Written exercise:
Can you transcribe every line exactly and leave the pictures behind?

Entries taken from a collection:

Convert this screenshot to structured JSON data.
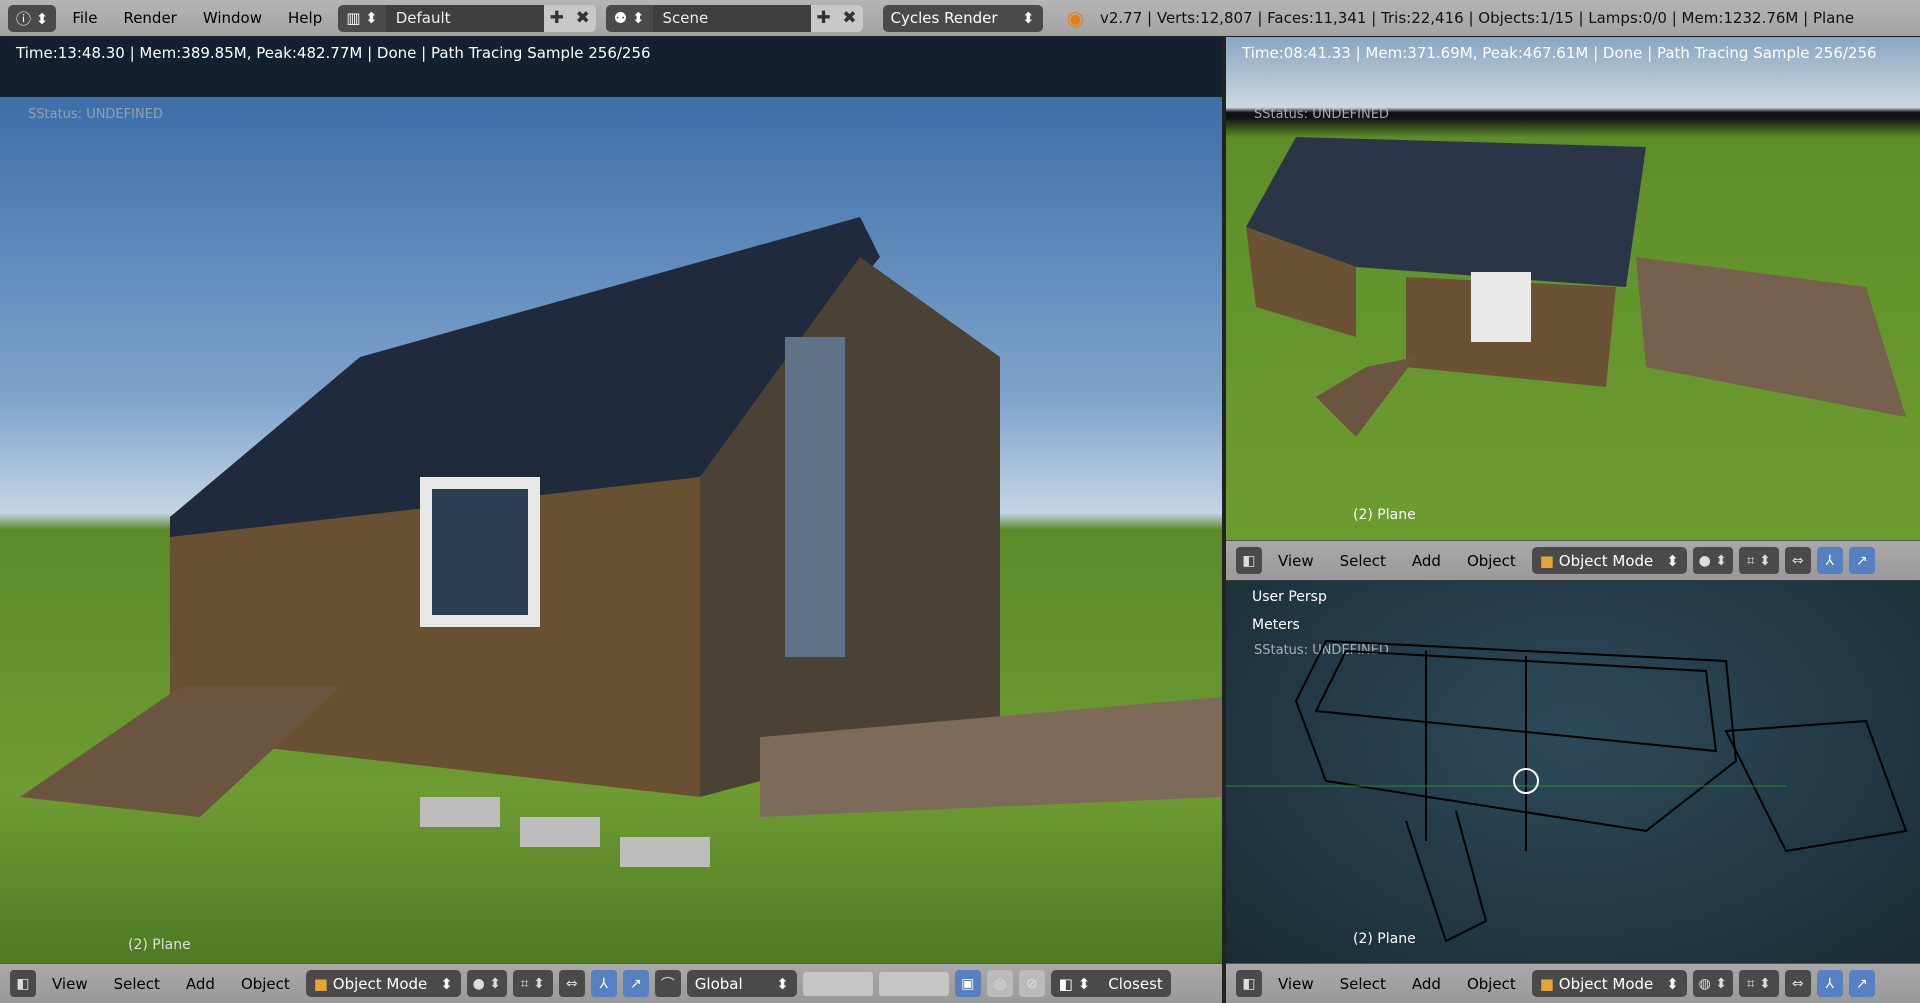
{
  "topbar": {
    "menus": [
      "File",
      "Render",
      "Window",
      "Help"
    ],
    "layout": "Default",
    "scene": "Scene",
    "engine": "Cycles Render",
    "stats": "v2.77 | Verts:12,807 | Faces:11,341 | Tris:22,416 | Objects:1/15 | Lamps:0/0 | Mem:1232.76M | Plane"
  },
  "left_view": {
    "render_info": "Time:13:48.30 | Mem:389.85M, Peak:482.77M | Done | Path Tracing Sample 256/256",
    "status": "SStatus: UNDEFINED",
    "object": "(2) Plane"
  },
  "right_top_view": {
    "render_info": "Time:08:41.33 | Mem:371.69M, Peak:467.61M | Done | Path Tracing Sample 256/256",
    "status": "SStatus: UNDEFINED",
    "object": "(2) Plane"
  },
  "right_bottom_view": {
    "persp": "User Persp",
    "units": "Meters",
    "status": "SStatus: UNDEFINED",
    "object": "(2) Plane"
  },
  "header": {
    "menus": [
      "View",
      "Select",
      "Add",
      "Object"
    ],
    "mode": "Object Mode",
    "orientation": "Global",
    "snap": "Closest"
  }
}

Answer for this exercise:
Convert this screenshot to structured JSON data.
{
  "topbar": {
    "menus": [
      "File",
      "Render",
      "Window",
      "Help"
    ],
    "layout": "Default",
    "scene": "Scene",
    "engine": "Cycles Render",
    "stats": "v2.77 | Verts:12,807 | Faces:11,341 | Tris:22,416 | Objects:1/15 | Lamps:0/0 | Mem:1232.76M | Plane"
  },
  "left_view": {
    "render_info": "Time:13:48.30 | Mem:389.85M, Peak:482.77M | Done | Path Tracing Sample 256/256",
    "status": "SStatus: UNDEFINED",
    "object": "(2) Plane"
  },
  "right_top_view": {
    "render_info": "Time:08:41.33 | Mem:371.69M, Peak:467.61M | Done | Path Tracing Sample 256/256",
    "status": "SStatus: UNDEFINED",
    "object": "(2) Plane"
  },
  "right_bottom_view": {
    "persp": "User Persp",
    "units": "Meters",
    "status": "SStatus: UNDEFINED",
    "object": "(2) Plane"
  },
  "header": {
    "menus": [
      "View",
      "Select",
      "Add",
      "Object"
    ],
    "mode": "Object Mode",
    "orientation": "Global",
    "snap": "Closest"
  }
}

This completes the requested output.